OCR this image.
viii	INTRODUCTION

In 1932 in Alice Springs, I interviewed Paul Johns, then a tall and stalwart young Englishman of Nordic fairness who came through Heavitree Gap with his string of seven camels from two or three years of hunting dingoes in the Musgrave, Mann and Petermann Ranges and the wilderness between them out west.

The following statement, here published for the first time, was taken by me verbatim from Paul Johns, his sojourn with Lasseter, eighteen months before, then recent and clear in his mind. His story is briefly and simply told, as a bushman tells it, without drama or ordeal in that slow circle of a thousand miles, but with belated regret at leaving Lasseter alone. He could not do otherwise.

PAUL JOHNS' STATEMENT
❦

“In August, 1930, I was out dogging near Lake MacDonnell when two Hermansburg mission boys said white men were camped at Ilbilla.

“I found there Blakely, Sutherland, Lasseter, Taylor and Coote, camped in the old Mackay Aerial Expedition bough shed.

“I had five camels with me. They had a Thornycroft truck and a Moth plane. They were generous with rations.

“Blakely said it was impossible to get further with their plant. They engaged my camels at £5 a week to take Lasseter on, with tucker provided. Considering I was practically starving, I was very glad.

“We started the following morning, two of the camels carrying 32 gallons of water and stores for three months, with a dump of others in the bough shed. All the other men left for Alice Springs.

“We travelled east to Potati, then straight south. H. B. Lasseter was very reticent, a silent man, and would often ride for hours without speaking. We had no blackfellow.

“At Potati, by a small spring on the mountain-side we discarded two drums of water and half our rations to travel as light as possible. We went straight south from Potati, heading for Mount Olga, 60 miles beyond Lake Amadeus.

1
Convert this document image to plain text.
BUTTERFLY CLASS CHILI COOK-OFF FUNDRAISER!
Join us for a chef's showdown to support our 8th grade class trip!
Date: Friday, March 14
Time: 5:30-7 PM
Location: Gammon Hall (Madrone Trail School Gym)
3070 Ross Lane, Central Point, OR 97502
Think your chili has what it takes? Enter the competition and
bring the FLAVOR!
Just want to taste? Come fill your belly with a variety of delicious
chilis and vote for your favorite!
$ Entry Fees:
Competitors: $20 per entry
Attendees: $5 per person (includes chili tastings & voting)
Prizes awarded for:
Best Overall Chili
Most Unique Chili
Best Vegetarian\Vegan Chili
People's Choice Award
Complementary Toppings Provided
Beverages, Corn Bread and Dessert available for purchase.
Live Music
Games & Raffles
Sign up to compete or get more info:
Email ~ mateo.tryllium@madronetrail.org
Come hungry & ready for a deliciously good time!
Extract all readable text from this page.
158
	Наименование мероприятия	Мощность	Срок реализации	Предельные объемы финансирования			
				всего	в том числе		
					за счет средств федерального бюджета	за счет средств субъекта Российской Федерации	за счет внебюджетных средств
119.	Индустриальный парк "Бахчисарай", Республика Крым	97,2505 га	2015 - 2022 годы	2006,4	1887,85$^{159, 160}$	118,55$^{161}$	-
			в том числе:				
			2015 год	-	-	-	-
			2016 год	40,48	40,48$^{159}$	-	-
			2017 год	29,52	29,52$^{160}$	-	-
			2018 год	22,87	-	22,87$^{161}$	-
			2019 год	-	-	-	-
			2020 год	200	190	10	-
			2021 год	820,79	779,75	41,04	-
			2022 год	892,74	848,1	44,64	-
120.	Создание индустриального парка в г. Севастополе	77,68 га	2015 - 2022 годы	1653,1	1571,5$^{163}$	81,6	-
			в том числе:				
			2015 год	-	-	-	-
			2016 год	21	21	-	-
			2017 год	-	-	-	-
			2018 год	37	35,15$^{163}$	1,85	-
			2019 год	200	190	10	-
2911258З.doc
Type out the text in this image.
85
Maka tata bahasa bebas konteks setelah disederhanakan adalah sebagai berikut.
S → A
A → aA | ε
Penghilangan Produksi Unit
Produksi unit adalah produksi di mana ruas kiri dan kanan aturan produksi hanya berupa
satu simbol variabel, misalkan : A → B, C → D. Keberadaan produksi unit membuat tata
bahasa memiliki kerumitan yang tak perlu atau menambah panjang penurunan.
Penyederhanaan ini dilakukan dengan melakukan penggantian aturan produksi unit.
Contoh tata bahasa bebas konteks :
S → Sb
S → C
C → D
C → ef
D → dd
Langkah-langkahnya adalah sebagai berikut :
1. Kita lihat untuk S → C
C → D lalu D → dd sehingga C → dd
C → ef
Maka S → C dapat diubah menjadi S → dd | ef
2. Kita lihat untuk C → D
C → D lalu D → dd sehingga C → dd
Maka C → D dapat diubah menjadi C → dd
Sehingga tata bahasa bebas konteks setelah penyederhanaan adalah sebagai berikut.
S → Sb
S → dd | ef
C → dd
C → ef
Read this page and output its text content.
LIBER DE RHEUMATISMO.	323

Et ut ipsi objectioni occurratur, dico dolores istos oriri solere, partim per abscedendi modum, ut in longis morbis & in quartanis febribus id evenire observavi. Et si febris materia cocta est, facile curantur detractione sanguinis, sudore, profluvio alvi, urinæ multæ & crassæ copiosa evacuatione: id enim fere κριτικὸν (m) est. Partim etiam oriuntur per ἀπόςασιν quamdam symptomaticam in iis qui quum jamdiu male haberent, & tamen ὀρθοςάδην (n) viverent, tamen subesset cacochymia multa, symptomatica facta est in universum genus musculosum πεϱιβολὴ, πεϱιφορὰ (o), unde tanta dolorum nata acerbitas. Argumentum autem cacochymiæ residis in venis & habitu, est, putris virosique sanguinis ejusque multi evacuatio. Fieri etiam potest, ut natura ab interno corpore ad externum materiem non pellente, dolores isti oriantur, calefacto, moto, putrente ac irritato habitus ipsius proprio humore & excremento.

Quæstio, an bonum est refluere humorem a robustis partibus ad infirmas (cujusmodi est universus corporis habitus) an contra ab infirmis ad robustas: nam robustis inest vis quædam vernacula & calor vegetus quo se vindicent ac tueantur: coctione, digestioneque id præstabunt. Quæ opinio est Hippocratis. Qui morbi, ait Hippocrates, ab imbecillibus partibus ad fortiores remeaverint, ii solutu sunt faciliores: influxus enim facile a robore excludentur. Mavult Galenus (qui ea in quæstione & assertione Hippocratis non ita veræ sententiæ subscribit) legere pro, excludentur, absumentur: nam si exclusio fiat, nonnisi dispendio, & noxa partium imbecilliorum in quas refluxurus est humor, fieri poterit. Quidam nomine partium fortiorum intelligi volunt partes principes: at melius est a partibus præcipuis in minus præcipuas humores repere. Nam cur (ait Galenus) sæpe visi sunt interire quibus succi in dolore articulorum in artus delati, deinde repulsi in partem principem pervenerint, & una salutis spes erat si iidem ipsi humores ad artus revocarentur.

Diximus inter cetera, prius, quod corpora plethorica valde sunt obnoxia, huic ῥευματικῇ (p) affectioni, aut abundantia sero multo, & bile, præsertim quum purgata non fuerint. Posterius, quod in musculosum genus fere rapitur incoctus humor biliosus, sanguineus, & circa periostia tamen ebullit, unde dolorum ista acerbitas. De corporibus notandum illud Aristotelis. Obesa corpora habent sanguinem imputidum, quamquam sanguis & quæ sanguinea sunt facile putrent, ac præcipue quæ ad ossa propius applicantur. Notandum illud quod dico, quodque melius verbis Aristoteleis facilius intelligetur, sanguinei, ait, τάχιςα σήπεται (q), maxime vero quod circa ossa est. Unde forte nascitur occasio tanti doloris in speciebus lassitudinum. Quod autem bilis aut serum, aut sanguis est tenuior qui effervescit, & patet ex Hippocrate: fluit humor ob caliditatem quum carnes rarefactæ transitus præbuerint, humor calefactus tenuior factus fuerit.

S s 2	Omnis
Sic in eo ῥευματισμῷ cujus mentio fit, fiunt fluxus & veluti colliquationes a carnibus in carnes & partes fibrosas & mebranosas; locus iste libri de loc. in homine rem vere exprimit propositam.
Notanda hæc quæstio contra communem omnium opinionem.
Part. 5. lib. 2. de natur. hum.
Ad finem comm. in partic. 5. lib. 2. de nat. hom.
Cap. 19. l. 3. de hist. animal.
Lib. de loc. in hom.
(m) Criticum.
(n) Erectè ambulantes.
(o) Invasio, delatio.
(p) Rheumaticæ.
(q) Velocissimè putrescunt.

**TASK BRIEF**
Pick each line holding the word "text" out of the data and copy it.

**SOLUTION**
Convert this document image to plain text.
Extract all readable text from this page.
Type out the text in this image.
Read this page and output its text content.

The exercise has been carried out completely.